Stored items
— begin —

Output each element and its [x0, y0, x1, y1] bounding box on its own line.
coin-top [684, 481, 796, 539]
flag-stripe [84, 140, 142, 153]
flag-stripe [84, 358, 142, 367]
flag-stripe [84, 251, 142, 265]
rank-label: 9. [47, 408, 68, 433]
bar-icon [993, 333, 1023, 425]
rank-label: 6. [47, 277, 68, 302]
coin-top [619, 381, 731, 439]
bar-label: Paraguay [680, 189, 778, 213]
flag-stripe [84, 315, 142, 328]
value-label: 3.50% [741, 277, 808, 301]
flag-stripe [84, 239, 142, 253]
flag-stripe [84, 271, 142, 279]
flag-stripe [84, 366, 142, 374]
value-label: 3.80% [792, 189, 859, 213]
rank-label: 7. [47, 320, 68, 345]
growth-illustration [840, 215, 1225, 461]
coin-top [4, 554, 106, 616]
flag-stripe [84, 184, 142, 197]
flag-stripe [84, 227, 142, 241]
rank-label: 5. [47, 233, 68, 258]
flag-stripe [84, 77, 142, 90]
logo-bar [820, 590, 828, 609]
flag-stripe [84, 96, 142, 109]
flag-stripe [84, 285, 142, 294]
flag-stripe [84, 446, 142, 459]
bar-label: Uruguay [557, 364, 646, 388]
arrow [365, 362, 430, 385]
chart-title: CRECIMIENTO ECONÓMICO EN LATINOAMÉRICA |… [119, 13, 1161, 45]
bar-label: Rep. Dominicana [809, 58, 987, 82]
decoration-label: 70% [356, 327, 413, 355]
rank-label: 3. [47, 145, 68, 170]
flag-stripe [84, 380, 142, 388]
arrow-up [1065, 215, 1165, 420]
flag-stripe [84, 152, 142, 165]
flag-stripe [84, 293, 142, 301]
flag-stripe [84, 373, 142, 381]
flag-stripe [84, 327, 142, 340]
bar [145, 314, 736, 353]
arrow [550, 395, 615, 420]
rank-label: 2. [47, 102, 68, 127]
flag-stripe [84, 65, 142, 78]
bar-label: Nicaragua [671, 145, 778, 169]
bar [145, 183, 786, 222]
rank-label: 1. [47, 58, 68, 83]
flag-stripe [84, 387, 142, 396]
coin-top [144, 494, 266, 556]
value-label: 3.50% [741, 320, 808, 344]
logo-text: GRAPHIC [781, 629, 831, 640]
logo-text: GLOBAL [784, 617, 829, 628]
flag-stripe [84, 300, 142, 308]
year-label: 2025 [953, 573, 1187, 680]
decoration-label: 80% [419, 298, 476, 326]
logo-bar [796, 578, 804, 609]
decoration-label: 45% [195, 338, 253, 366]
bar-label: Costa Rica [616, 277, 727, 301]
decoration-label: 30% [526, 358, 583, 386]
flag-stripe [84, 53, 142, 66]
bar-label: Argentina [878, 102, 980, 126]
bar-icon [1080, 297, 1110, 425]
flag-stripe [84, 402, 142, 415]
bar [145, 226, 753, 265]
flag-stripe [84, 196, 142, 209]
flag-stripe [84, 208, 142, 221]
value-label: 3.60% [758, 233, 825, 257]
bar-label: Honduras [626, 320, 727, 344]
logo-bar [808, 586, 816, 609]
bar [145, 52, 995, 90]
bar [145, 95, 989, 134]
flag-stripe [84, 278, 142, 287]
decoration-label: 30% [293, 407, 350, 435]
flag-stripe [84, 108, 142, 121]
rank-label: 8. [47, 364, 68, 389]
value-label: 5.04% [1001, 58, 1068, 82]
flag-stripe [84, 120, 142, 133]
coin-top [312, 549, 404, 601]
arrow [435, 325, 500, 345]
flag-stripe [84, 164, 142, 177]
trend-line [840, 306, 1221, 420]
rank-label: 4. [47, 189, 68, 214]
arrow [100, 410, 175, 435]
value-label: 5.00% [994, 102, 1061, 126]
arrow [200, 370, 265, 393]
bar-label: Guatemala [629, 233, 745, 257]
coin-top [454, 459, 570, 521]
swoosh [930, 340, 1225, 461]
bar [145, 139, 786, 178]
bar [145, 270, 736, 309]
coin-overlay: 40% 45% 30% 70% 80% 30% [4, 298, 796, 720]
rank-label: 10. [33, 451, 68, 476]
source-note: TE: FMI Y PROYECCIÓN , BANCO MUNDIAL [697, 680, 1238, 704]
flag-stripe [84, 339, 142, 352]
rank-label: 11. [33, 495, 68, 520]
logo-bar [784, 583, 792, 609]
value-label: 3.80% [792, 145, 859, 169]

— end —

Exercise: Please turn each line of the material above into an entry in a numbered list, leaving out any blank lines.

Written response:
1. Output each element and its [x0, y0, x1, y1] bounding box on its own line.
2. coin-top [684, 481, 796, 539]
3. flag-stripe [84, 140, 142, 153]
4. flag-stripe [84, 358, 142, 367]
5. flag-stripe [84, 251, 142, 265]
6. rank-label: 9. [47, 408, 68, 433]
7. bar-icon [993, 333, 1023, 425]
8. rank-label: 6. [47, 277, 68, 302]
9. coin-top [619, 381, 731, 439]
10. bar-label: Paraguay [680, 189, 778, 213]
11. flag-stripe [84, 315, 142, 328]
12. value-label: 3.50% [741, 277, 808, 301]
13. flag-stripe [84, 239, 142, 253]
14. flag-stripe [84, 271, 142, 279]
15. flag-stripe [84, 366, 142, 374]
16. value-label: 3.80% [792, 189, 859, 213]
17. rank-label: 7. [47, 320, 68, 345]
18. growth-illustration [840, 215, 1225, 461]
19. coin-top [4, 554, 106, 616]
20. flag-stripe [84, 184, 142, 197]
21. flag-stripe [84, 227, 142, 241]
22. rank-label: 5. [47, 233, 68, 258]
23. flag-stripe [84, 77, 142, 90]
24. logo-bar [820, 590, 828, 609]
25. flag-stripe [84, 96, 142, 109]
26. flag-stripe [84, 285, 142, 294]
27. flag-stripe [84, 446, 142, 459]
28. bar-label: Uruguay [557, 364, 646, 388]
29. arrow [365, 362, 430, 385]
30. chart-title: CRECIMIENTO ECONÓMICO EN LATINOAMÉRICA |… [119, 13, 1161, 45]
31. bar-label: Rep. Dominicana [809, 58, 987, 82]
32. decoration-label: 70% [356, 327, 413, 355]
33. rank-label: 3. [47, 145, 68, 170]
34. flag-stripe [84, 380, 142, 388]
35. arrow-up [1065, 215, 1165, 420]
36. flag-stripe [84, 152, 142, 165]
37. flag-stripe [84, 293, 142, 301]
38. flag-stripe [84, 373, 142, 381]
39. flag-stripe [84, 327, 142, 340]
40. bar [145, 314, 736, 353]
41. arrow [550, 395, 615, 420]
42. rank-label: 2. [47, 102, 68, 127]
43. flag-stripe [84, 65, 142, 78]
44. bar-label: Nicaragua [671, 145, 778, 169]
45. bar [145, 183, 786, 222]
46. rank-label: 1. [47, 58, 68, 83]
47. flag-stripe [84, 387, 142, 396]
48. coin-top [144, 494, 266, 556]
49. value-label: 3.50% [741, 320, 808, 344]
50. logo-text: GRAPHIC [781, 629, 831, 640]
51. logo-text: GLOBAL [784, 617, 829, 628]
52. flag-stripe [84, 300, 142, 308]
53. year-label: 2025 [953, 573, 1187, 680]
54. decoration-label: 80% [419, 298, 476, 326]
55. logo-bar [796, 578, 804, 609]
56. decoration-label: 45% [195, 338, 253, 366]
57. bar-label: Costa Rica [616, 277, 727, 301]
58. decoration-label: 30% [526, 358, 583, 386]
59. flag-stripe [84, 53, 142, 66]
60. bar-label: Argentina [878, 102, 980, 126]
61. bar-icon [1080, 297, 1110, 425]
62. flag-stripe [84, 402, 142, 415]
63. bar [145, 226, 753, 265]
64. flag-stripe [84, 196, 142, 209]
65. flag-stripe [84, 208, 142, 221]
66. value-label: 3.60% [758, 233, 825, 257]
67. bar-label: Honduras [626, 320, 727, 344]
68. logo-bar [808, 586, 816, 609]
69. bar [145, 52, 995, 90]
70. bar [145, 95, 989, 134]
71. flag-stripe [84, 278, 142, 287]
72. decoration-label: 30% [293, 407, 350, 435]
73. flag-stripe [84, 108, 142, 121]
74. rank-label: 8. [47, 364, 68, 389]
75. value-label: 5.04% [1001, 58, 1068, 82]
76. flag-stripe [84, 120, 142, 133]
77. coin-top [312, 549, 404, 601]
78. arrow [435, 325, 500, 345]
79. flag-stripe [84, 164, 142, 177]
80. trend-line [840, 306, 1221, 420]
81. rank-label: 4. [47, 189, 68, 214]
82. arrow [100, 410, 175, 435]
83. value-label: 5.00% [994, 102, 1061, 126]
84. arrow [200, 370, 265, 393]
85. bar-label: Guatemala [629, 233, 745, 257]
86. coin-top [454, 459, 570, 521]
87. swoosh [930, 340, 1225, 461]
88. bar [145, 139, 786, 178]
89. bar [145, 270, 736, 309]
90. coin-overlay: 40% 45% 30% 70% 80% 30% [4, 298, 796, 720]
91. rank-label: 10. [33, 451, 68, 476]
92. source-note: TE: FMI Y PROYECCIÓN , BANCO MUNDIAL [697, 680, 1238, 704]
93. flag-stripe [84, 339, 142, 352]
94. rank-label: 11. [33, 495, 68, 520]
95. logo-bar [784, 583, 792, 609]
96. value-label: 3.80% [792, 145, 859, 169]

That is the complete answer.